» **Task to carry out**: Your copy of the material must match it exactly, except that pictures are dropped.
*** Records provided
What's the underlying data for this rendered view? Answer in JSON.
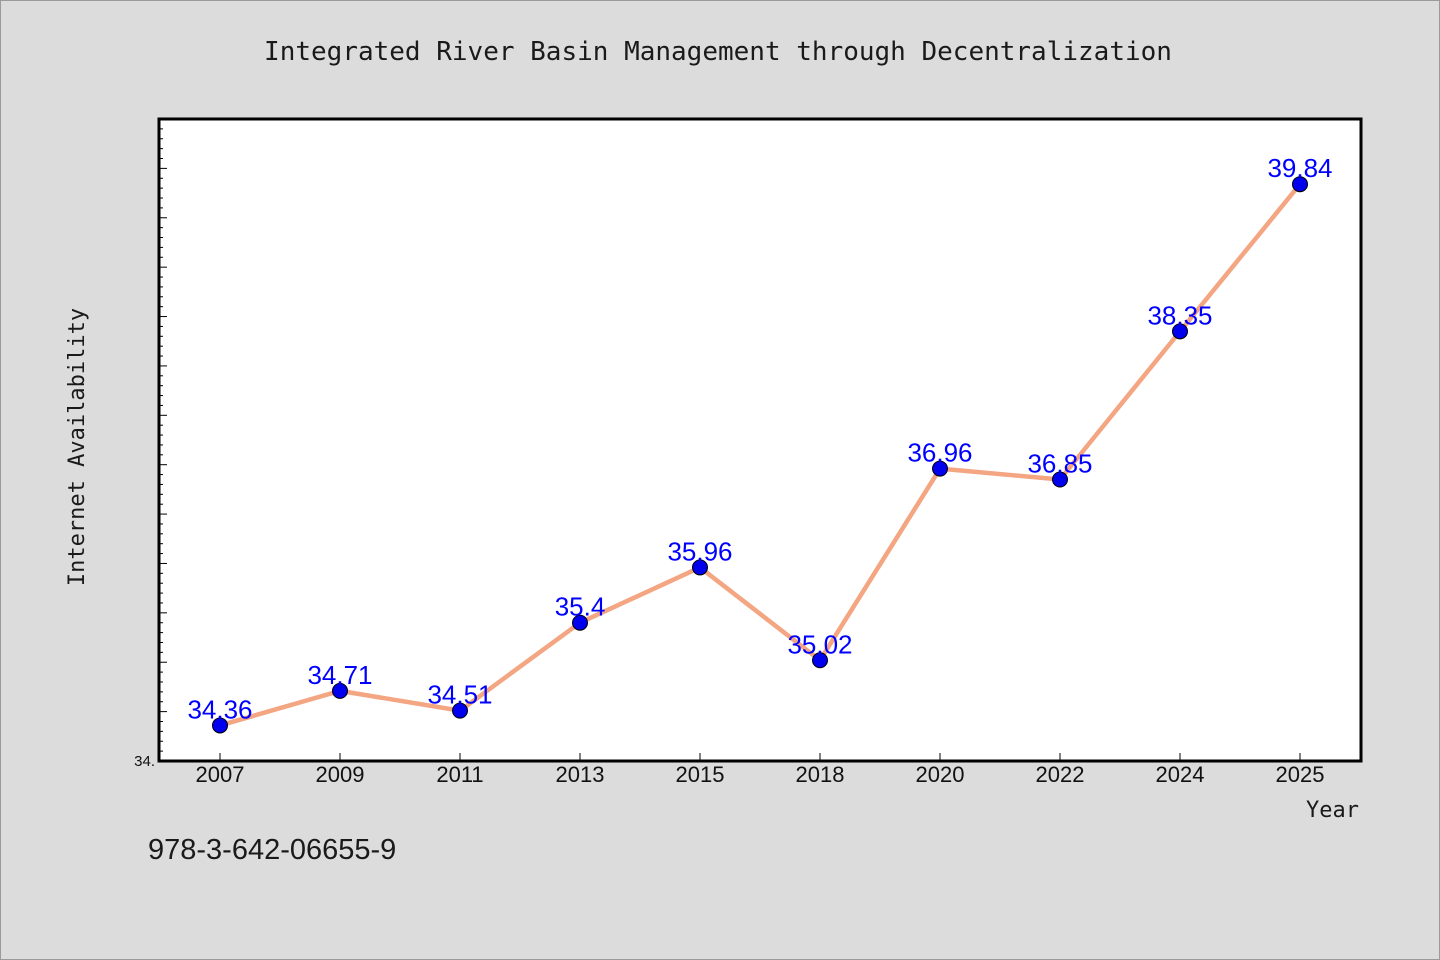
{
  "chart_data": {
    "type": "line",
    "title": "Integrated River Basin Management through Decentralization",
    "xlabel": "Year",
    "ylabel": "Internet Availability",
    "categories": [
      "2007",
      "2009",
      "2011",
      "2013",
      "2015",
      "2018",
      "2020",
      "2022",
      "2024",
      "2025"
    ],
    "values": [
      34.36,
      34.71,
      34.51,
      35.4,
      35.96,
      35.02,
      36.96,
      36.85,
      38.35,
      39.84
    ],
    "data_labels": [
      "34.36",
      "34.71",
      "34.51",
      "35.4",
      "35.96",
      "35.02",
      "36.96",
      "36.85",
      "38.35",
      "39.84"
    ],
    "ylim": [
      34.0,
      40.5
    ],
    "y_tick_label": "34.",
    "grid": false,
    "legend": "none",
    "line_color": "#f4a582",
    "marker_color": "#0000ee",
    "label_color": "#0000ff"
  },
  "footer": {
    "isbn": "978-3-642-06655-9"
  }
}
******
» **Complete output**:
What's the underlying data for this rendered view? Answer in JSON.
{
  "chart_data": {
    "type": "line",
    "title": "Integrated River Basin Management through Decentralization",
    "xlabel": "Year",
    "ylabel": "Internet Availability",
    "categories": [
      "2007",
      "2009",
      "2011",
      "2013",
      "2015",
      "2018",
      "2020",
      "2022",
      "2024",
      "2025"
    ],
    "values": [
      34.36,
      34.71,
      34.51,
      35.4,
      35.96,
      35.02,
      36.96,
      36.85,
      38.35,
      39.84
    ],
    "data_labels": [
      "34.36",
      "34.71",
      "34.51",
      "35.4",
      "35.96",
      "35.02",
      "36.96",
      "36.85",
      "38.35",
      "39.84"
    ],
    "ylim": [
      34.0,
      40.5
    ],
    "y_tick_label": "34.",
    "grid": false,
    "legend": "none",
    "line_color": "#f4a582",
    "marker_color": "#0000ee",
    "label_color": "#0000ff"
  },
  "footer": {
    "isbn": "978-3-642-06655-9"
  }
}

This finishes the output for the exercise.